What to produce:
Copy all the data exactly, except the pictures.

Input for this task:

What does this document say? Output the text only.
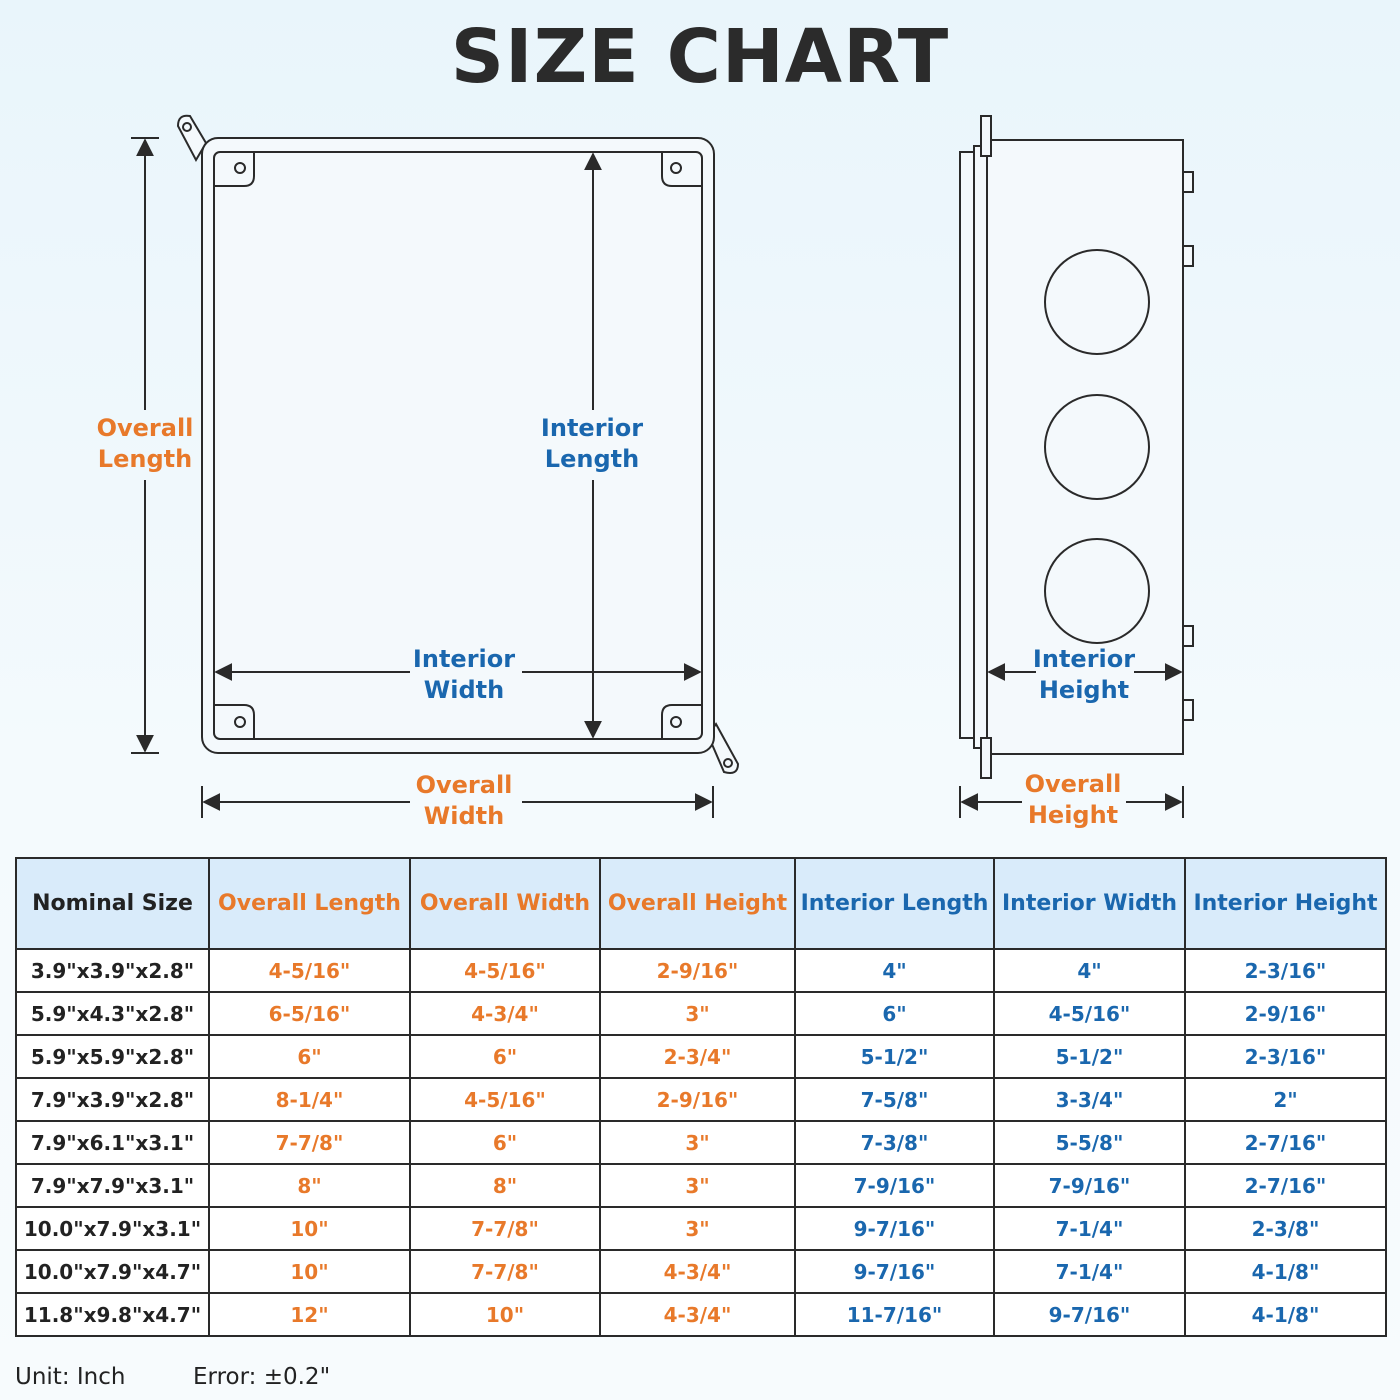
SIZE CHART
Overall
Length
Interior
Length
Interior
Width
Overall
Width
Interior
Height
Overall
Height
Nominal Size	Overall Length	Overall Width	Overall Height	Interior Length	Interior Width	Interior Height
3.9"x3.9"x2.8"	4-5/16"	4-5/16"	2-9/16"	4"	4"	2-3/16"
5.9"x4.3"x2.8"	6-5/16"	4-3/4"	3"	6"	4-5/16"	2-9/16"
5.9"x5.9"x2.8"	6"	6"	2-3/4"	5-1/2"	5-1/2"	2-3/16"
7.9"x3.9"x2.8"	8-1/4"	4-5/16"	2-9/16"	7-5/8"	3-3/4"	2"
7.9"x6.1"x3.1"	7-7/8"	6"	3"	7-3/8"	5-5/8"	2-7/16"
7.9"x7.9"x3.1"	8"	8"	3"	7-9/16"	7-9/16"	2-7/16"
10.0"x7.9"x3.1"	10"	7-7/8"	3"	9-7/16"	7-1/4"	2-3/8"
10.0"x7.9"x4.7"	10"	7-7/8"	4-3/4"	9-7/16"	7-1/4"	4-1/8"
11.8"x9.8"x4.7"	12"	10"	4-3/4"	11-7/16"	9-7/16"	4-1/8"
Unit: Inch	Error: ±0.2"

Task solution:
What does this document say? Output the text only.
SIZE CHART
Overall
Length
Interior
Length
Interior
Width
Overall
Width
Interior
Height
Overall
Height
Nominal Size	Overall Length	Overall Width	Overall Height	Interior Length	Interior Width	Interior Height
3.9"x3.9"x2.8"	4-5/16"	4-5/16"	2-9/16"	4"	4"	2-3/16"
5.9"x4.3"x2.8"	6-5/16"	4-3/4"	3"	6"	4-5/16"	2-9/16"
5.9"x5.9"x2.8"	6"	6"	2-3/4"	5-1/2"	5-1/2"	2-3/16"
7.9"x3.9"x2.8"	8-1/4"	4-5/16"	2-9/16"	7-5/8"	3-3/4"	2"
7.9"x6.1"x3.1"	7-7/8"	6"	3"	7-3/8"	5-5/8"	2-7/16"
7.9"x7.9"x3.1"	8"	8"	3"	7-9/16"	7-9/16"	2-7/16"
10.0"x7.9"x3.1"	10"	7-7/8"	3"	9-7/16"	7-1/4"	2-3/8"
10.0"x7.9"x4.7"	10"	7-7/8"	4-3/4"	9-7/16"	7-1/4"	4-1/8"
11.8"x9.8"x4.7"	12"	10"	4-3/4"	11-7/16"	9-7/16"	4-1/8"
Unit: Inch	Error: ±0.2"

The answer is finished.